### Task brief
The records below are to be copied word for word, with every picture left out.

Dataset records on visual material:
:::
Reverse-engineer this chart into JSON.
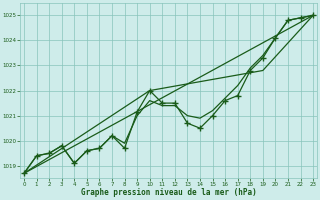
{
  "title": "Graphe pression niveau de la mer (hPa)",
  "bg_color": "#ceecea",
  "grid_color": "#88c4bc",
  "line_color": "#1a5c1a",
  "xlim": [
    -0.3,
    23.3
  ],
  "ylim": [
    1018.5,
    1025.5
  ],
  "yticks": [
    1019,
    1020,
    1021,
    1022,
    1023,
    1024,
    1025
  ],
  "xticks": [
    0,
    1,
    2,
    3,
    4,
    5,
    6,
    7,
    8,
    9,
    10,
    11,
    12,
    13,
    14,
    15,
    16,
    17,
    18,
    19,
    20,
    21,
    22,
    23
  ],
  "series_main": [
    1018.7,
    1019.4,
    1019.5,
    1019.8,
    1019.1,
    1019.6,
    1019.7,
    1020.2,
    1019.7,
    1021.15,
    1022.0,
    1021.5,
    1021.5,
    1020.7,
    1020.5,
    1021.0,
    1021.6,
    1021.8,
    1022.8,
    1023.3,
    1024.1,
    1024.8,
    1024.9,
    1025.0
  ],
  "series_smooth": [
    1018.7,
    1019.4,
    1019.5,
    1019.8,
    1019.1,
    1019.6,
    1019.7,
    1020.2,
    1019.9,
    1021.0,
    1021.6,
    1021.4,
    1021.4,
    1021.0,
    1020.9,
    1021.2,
    1021.7,
    1022.2,
    1022.9,
    1023.4,
    1024.1,
    1024.8,
    1024.9,
    1025.0
  ],
  "line3_x": [
    0,
    23
  ],
  "line3_y": [
    1018.7,
    1025.0
  ],
  "line4_x": [
    0,
    10,
    19,
    23
  ],
  "line4_y": [
    1018.7,
    1022.0,
    1022.8,
    1025.0
  ]
}
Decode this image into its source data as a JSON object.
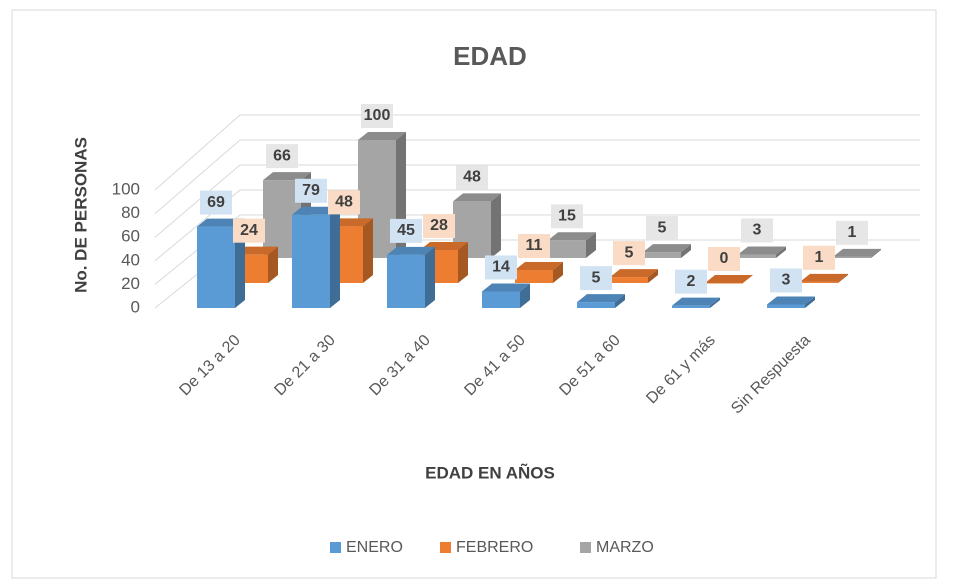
{
  "chart_data": {
    "type": "bar3d",
    "title": "EDAD",
    "y_label": "No. DE PERSONAS",
    "x_label": "EDAD EN AÑOS",
    "categories": [
      "De 13 a 20",
      "De 21 a 30",
      "De 31 a 40",
      "De 41 a 50",
      "De 51 a 60",
      "De 61 y más",
      "Sin Respuesta"
    ],
    "series": [
      {
        "name": "ENERO",
        "color": "#5B9BD5",
        "values": [
          69,
          79,
          45,
          14,
          5,
          2,
          3
        ]
      },
      {
        "name": "FEBRERO",
        "color": "#ED7D31",
        "values": [
          24,
          48,
          28,
          11,
          5,
          0,
          1
        ]
      },
      {
        "name": "MARZO",
        "color": "#A5A5A5",
        "values": [
          66,
          100,
          48,
          15,
          5,
          3,
          1
        ]
      }
    ],
    "ylim": [
      0,
      100
    ],
    "yticks": [
      0,
      20,
      40,
      60,
      80,
      100
    ],
    "grid": true,
    "legend": "bottom"
  }
}
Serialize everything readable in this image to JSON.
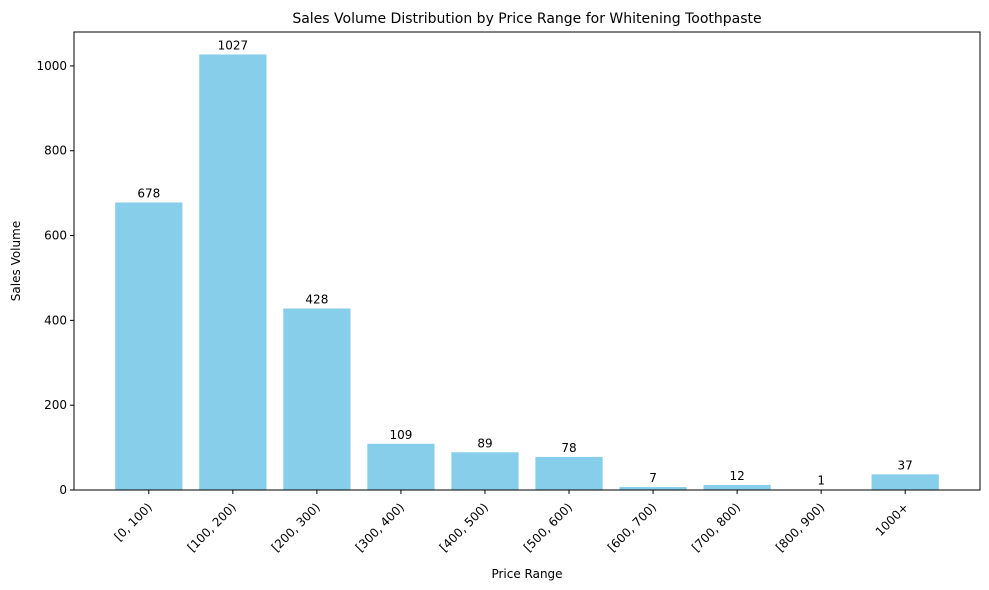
{
  "chart_data": {
    "type": "bar",
    "title": "Sales Volume Distribution by Price Range for Whitening Toothpaste",
    "xlabel": "Price Range",
    "ylabel": "Sales Volume",
    "categories": [
      "[0, 100)",
      "[100, 200)",
      "[200, 300)",
      "[300, 400)",
      "[400, 500)",
      "[500, 600)",
      "[600, 700)",
      "[700, 800)",
      "[800, 900)",
      "1000+"
    ],
    "values": [
      678,
      1027,
      428,
      109,
      89,
      78,
      7,
      12,
      1,
      37
    ],
    "yticks": [
      0,
      200,
      400,
      600,
      800,
      1000
    ],
    "ylim": [
      0,
      1080
    ],
    "bar_color": "#87CEEB",
    "grid": false
  }
}
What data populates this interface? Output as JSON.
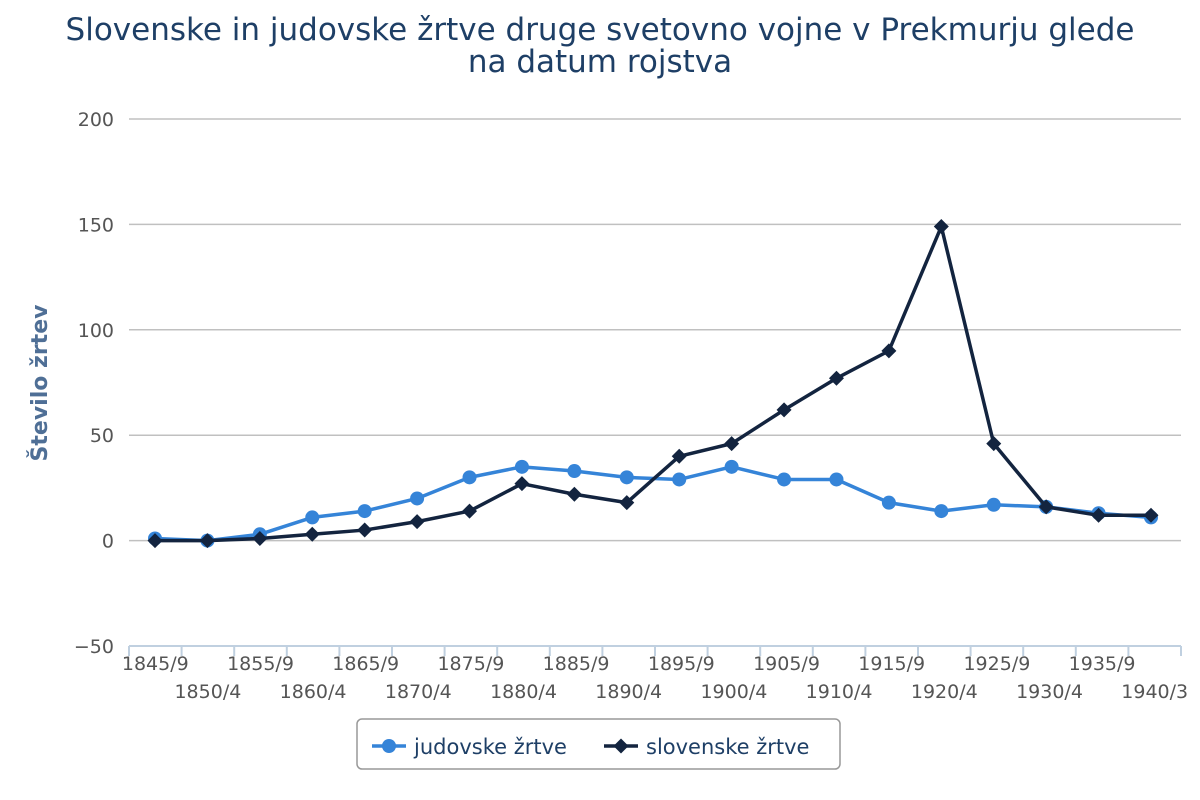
{
  "chart_data": {
    "type": "line",
    "title": "Slovenske in judovske žrtve druge svetovno vojne v Prekmurju glede na datum rojstva",
    "title_lines": [
      "Slovenske in judovske žrtve druge svetovno vojne v Prekmurju glede",
      "na datum rojstva"
    ],
    "ylabel": "Število žrtev",
    "xlabel": "",
    "ylim": [
      -50,
      200
    ],
    "yticks": [
      200,
      150,
      100,
      50,
      0,
      -50
    ],
    "ytick_labels": [
      "200",
      "150",
      "100",
      "50",
      "0",
      "−50"
    ],
    "categories": [
      "1845/9",
      "1850/4",
      "1855/9",
      "1860/4",
      "1865/9",
      "1870/4",
      "1875/9",
      "1880/4",
      "1885/9",
      "1890/4",
      "1895/9",
      "1900/4",
      "1905/9",
      "1910/4",
      "1915/9",
      "1920/4",
      "1925/9",
      "1930/4",
      "1935/9",
      "1940/3"
    ],
    "grid": true,
    "legend_position": "bottom-center",
    "series": [
      {
        "name": "judovske žrtve",
        "color": "#3584d8",
        "marker": "circle",
        "values": [
          1,
          0,
          3,
          11,
          14,
          20,
          30,
          35,
          33,
          30,
          29,
          35,
          29,
          29,
          18,
          14,
          17,
          16,
          13,
          11
        ]
      },
      {
        "name": "slovenske žrtve",
        "color": "#13243f",
        "marker": "diamond",
        "values": [
          0,
          0,
          1,
          3,
          5,
          9,
          14,
          27,
          22,
          18,
          40,
          46,
          62,
          77,
          90,
          149,
          46,
          16,
          12,
          12
        ]
      }
    ]
  }
}
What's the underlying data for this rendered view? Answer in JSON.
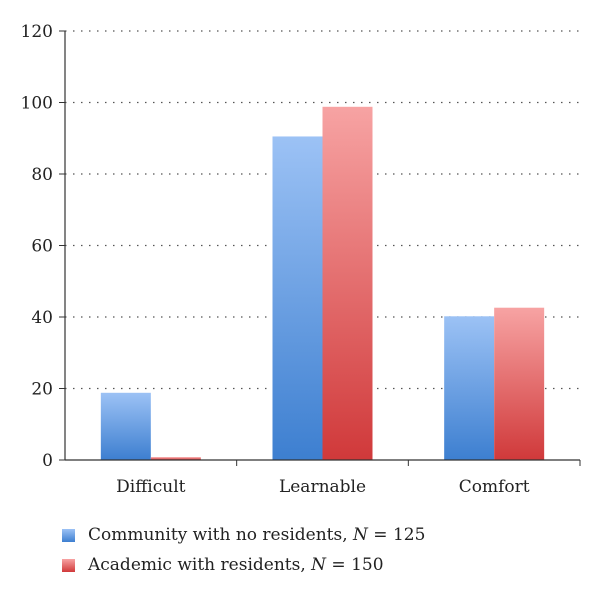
{
  "chart_data": {
    "type": "bar",
    "categories": [
      "Difficult",
      "Learnable",
      "Comfort"
    ],
    "series": [
      {
        "name": "Community with no residents, N = 125",
        "label_prefix": "Community with no residents, ",
        "label_n": "N",
        "label_suffix": " = 125",
        "values": [
          18.8,
          90.5,
          40.2
        ],
        "color_top": "#9cc2f5",
        "color_bottom": "#3d7fd0"
      },
      {
        "name": "Academic with residents, N = 150",
        "label_prefix": "Academic with residents, ",
        "label_n": "N",
        "label_suffix": " = 150",
        "values": [
          0.8,
          98.8,
          42.6
        ],
        "color_top": "#f7a3a3",
        "color_bottom": "#d0393a"
      }
    ],
    "ylim": [
      0,
      120
    ],
    "yticks": [
      0,
      20,
      40,
      60,
      80,
      100,
      120
    ],
    "grid": true,
    "legend_position": "bottom-left"
  }
}
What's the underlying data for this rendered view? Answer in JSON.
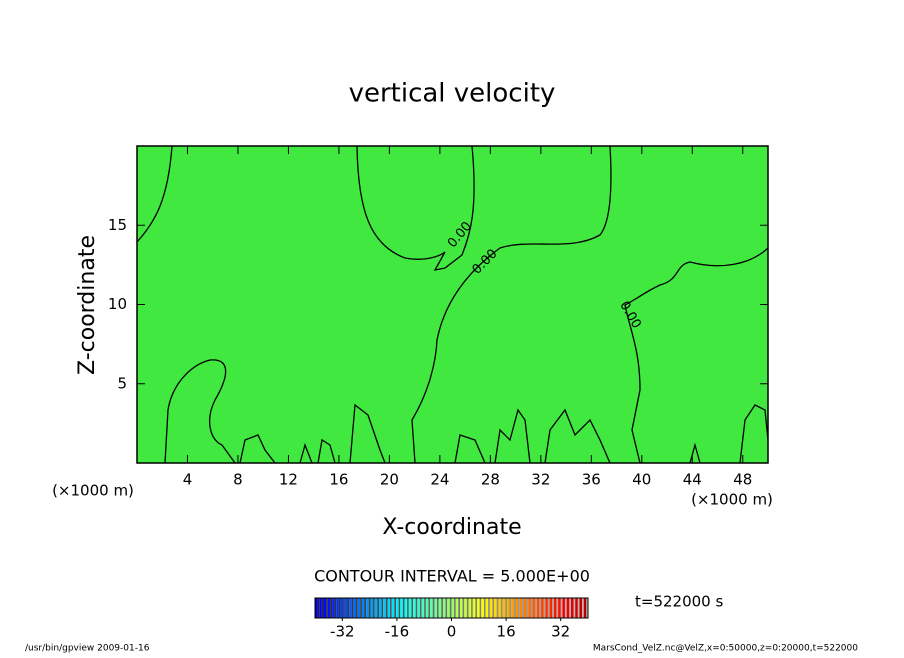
{
  "chart_data": {
    "type": "contour",
    "title": "vertical velocity",
    "x_label": "X-coordinate",
    "y_label": "Z-coordinate",
    "x_unit": "(×1000 m)",
    "y_unit": "(×1000 m)",
    "xlim": [
      0,
      50
    ],
    "xticks": [
      4,
      8,
      12,
      16,
      20,
      24,
      28,
      32,
      36,
      40,
      44,
      48
    ],
    "ylim": [
      0,
      20
    ],
    "yticks": [
      5,
      10,
      15
    ],
    "contour_labels": [
      "0.00",
      "0.00",
      "0.00"
    ],
    "contour_interval": "CONTOUR INTERVAL = 5.000E+00",
    "colorbar_lim": [
      -40,
      40
    ],
    "colorbar_ticks": [
      -32,
      -16,
      0,
      16,
      32
    ],
    "time_label": "t=522000 s",
    "footer_left": "/usr/bin/gpview   2009-01-16",
    "footer_right": "MarsCond_VelZ.nc@VelZ,x=0:50000,z=0:20000,t=522000",
    "fill_color": "#40e840"
  }
}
:::
### Worked answer
Reverse-engineer this chart into JSON.
{
  "title": "Graphe pression niveau de la mer (hPa)",
  "bg_color": "#ceecea",
  "grid_color": "#88c4bc",
  "line_color": "#1a5c1a",
  "xlim": [
    -0.3,
    23.3
  ],
  "ylim": [
    1018.5,
    1025.5
  ],
  "yticks": [
    1019,
    1020,
    1021,
    1022,
    1023,
    1024,
    1025
  ],
  "xticks": [
    0,
    1,
    2,
    3,
    4,
    5,
    6,
    7,
    8,
    9,
    10,
    11,
    12,
    13,
    14,
    15,
    16,
    17,
    18,
    19,
    20,
    21,
    22,
    23
  ],
  "series_main": [
    1018.7,
    1019.4,
    1019.5,
    1019.8,
    1019.1,
    1019.6,
    1019.7,
    1020.2,
    1019.7,
    1021.15,
    1022.0,
    1021.5,
    1021.5,
    1020.7,
    1020.5,
    1021.0,
    1021.6,
    1021.8,
    1022.8,
    1023.3,
    1024.1,
    1024.8,
    1024.9,
    1025.0
  ],
  "series_smooth": [
    1018.7,
    1019.4,
    1019.5,
    1019.8,
    1019.1,
    1019.6,
    1019.7,
    1020.2,
    1019.9,
    1021.0,
    1021.6,
    1021.4,
    1021.4,
    1021.0,
    1020.9,
    1021.2,
    1021.7,
    1022.2,
    1022.9,
    1023.4,
    1024.1,
    1024.8,
    1024.9,
    1025.0
  ],
  "line3_x": [
    0,
    23
  ],
  "line3_y": [
    1018.7,
    1025.0
  ],
  "line4_x": [
    0,
    10,
    19,
    23
  ],
  "line4_y": [
    1018.7,
    1022.0,
    1022.8,
    1025.0
  ]
}
Decode this image into its source data as a JSON object.
{
  "chart_data": {
    "type": "bar3d",
    "title": "EDAD",
    "y_label": "No. DE PERSONAS",
    "x_label": "EDAD EN AÑOS",
    "categories": [
      "De 13 a 20",
      "De 21 a 30",
      "De 31 a 40",
      "De 41 a 50",
      "De 51 a 60",
      "De 61 y más",
      "Sin Respuesta"
    ],
    "series": [
      {
        "name": "ENERO",
        "color": "#5B9BD5",
        "values": [
          69,
          79,
          45,
          14,
          5,
          2,
          3
        ]
      },
      {
        "name": "FEBRERO",
        "color": "#ED7D31",
        "values": [
          24,
          48,
          28,
          11,
          5,
          0,
          1
        ]
      },
      {
        "name": "MARZO",
        "color": "#A5A5A5",
        "values": [
          66,
          100,
          48,
          15,
          5,
          3,
          1
        ]
      }
    ],
    "ylim": [
      0,
      100
    ],
    "yticks": [
      0,
      20,
      40,
      60,
      80,
      100
    ],
    "grid": true,
    "legend": "bottom"
  }
}
Serialize everything readable in this image to JSON.
{
  "chart_data": {
    "type": "bar",
    "title": "Sales Volume Distribution by Price Range for Whitening Toothpaste",
    "xlabel": "Price Range",
    "ylabel": "Sales Volume",
    "categories": [
      "[0, 100)",
      "[100, 200)",
      "[200, 300)",
      "[300, 400)",
      "[400, 500)",
      "[500, 600)",
      "[600, 700)",
      "[700, 800)",
      "[800, 900)",
      "1000+"
    ],
    "values": [
      678,
      1027,
      428,
      109,
      89,
      78,
      7,
      12,
      1,
      37
    ],
    "yticks": [
      0,
      200,
      400,
      600,
      800,
      1000
    ],
    "ylim": [
      0,
      1080
    ],
    "bar_color": "#87CEEB",
    "grid": false
  }
}
What data populates this interface? Output as JSON.
{
  "chart_data": {
    "type": "line",
    "title": "Slovenske in judovske žrtve druge svetovno vojne v Prekmurju glede na datum rojstva",
    "title_lines": [
      "Slovenske in judovske žrtve druge svetovno vojne v Prekmurju glede",
      "na datum rojstva"
    ],
    "ylabel": "Število žrtev",
    "xlabel": "",
    "ylim": [
      -50,
      200
    ],
    "yticks": [
      200,
      150,
      100,
      50,
      0,
      -50
    ],
    "ytick_labels": [
      "200",
      "150",
      "100",
      "50",
      "0",
      "−50"
    ],
    "categories": [
      "1845/9",
      "1850/4",
      "1855/9",
      "1860/4",
      "1865/9",
      "1870/4",
      "1875/9",
      "1880/4",
      "1885/9",
      "1890/4",
      "1895/9",
      "1900/4",
      "1905/9",
      "1910/4",
      "1915/9",
      "1920/4",
      "1925/9",
      "1930/4",
      "1935/9",
      "1940/3"
    ],
    "grid": true,
    "legend_position": "bottom-center",
    "series": [
      {
        "name": "judovske žrtve",
        "color": "#3584d8",
        "marker": "circle",
        "values": [
          1,
          0,
          3,
          11,
          14,
          20,
          30,
          35,
          33,
          30,
          29,
          35,
          29,
          29,
          18,
          14,
          17,
          16,
          13,
          11
        ]
      },
      {
        "name": "slovenske žrtve",
        "color": "#13243f",
        "marker": "diamond",
        "values": [
          0,
          0,
          1,
          3,
          5,
          9,
          14,
          27,
          22,
          18,
          40,
          46,
          62,
          77,
          90,
          149,
          46,
          16,
          12,
          12
        ]
      }
    ]
  }
}
What's the underlying data for this rendered view? Answer in JSON.
{
  "chart_data": {
    "type": "bar",
    "categories": [
      "Difficult",
      "Learnable",
      "Comfort"
    ],
    "series": [
      {
        "name": "Community with no residents, N = 125",
        "label_prefix": "Community with no residents, ",
        "label_n": "N",
        "label_suffix": " = 125",
        "values": [
          18.8,
          90.5,
          40.2
        ],
        "color_top": "#9cc2f5",
        "color_bottom": "#3d7fd0"
      },
      {
        "name": "Academic with residents, N = 150",
        "label_prefix": "Academic with residents, ",
        "label_n": "N",
        "label_suffix": " = 150",
        "values": [
          0.8,
          98.8,
          42.6
        ],
        "color_top": "#f7a3a3",
        "color_bottom": "#d0393a"
      }
    ],
    "ylim": [
      0,
      120
    ],
    "yticks": [
      0,
      20,
      40,
      60,
      80,
      100,
      120
    ],
    "grid": true,
    "legend_position": "bottom-left"
  }
}
What's the underlying data for this rendered view? Answer in JSON.
{
  "chart_data": {
    "type": "contour",
    "title": "vertical velocity",
    "x_label": "X-coordinate",
    "y_label": "Z-coordinate",
    "x_unit": "(×1000 m)",
    "y_unit": "(×1000 m)",
    "xlim": [
      0,
      50
    ],
    "xticks": [
      4,
      8,
      12,
      16,
      20,
      24,
      28,
      32,
      36,
      40,
      44,
      48
    ],
    "ylim": [
      0,
      20
    ],
    "yticks": [
      5,
      10,
      15
    ],
    "contour_labels": [
      "0.00",
      "0.00",
      "0.00"
    ],
    "contour_interval": "CONTOUR INTERVAL = 5.000E+00",
    "colorbar_lim": [
      -40,
      40
    ],
    "colorbar_ticks": [
      -32,
      -16,
      0,
      16,
      32
    ],
    "time_label": "t=522000 s",
    "footer_left": "/usr/bin/gpview   2009-01-16",
    "footer_right": "MarsCond_VelZ.nc@VelZ,x=0:50000,z=0:20000,t=522000",
    "fill_color": "#40e840"
  }
}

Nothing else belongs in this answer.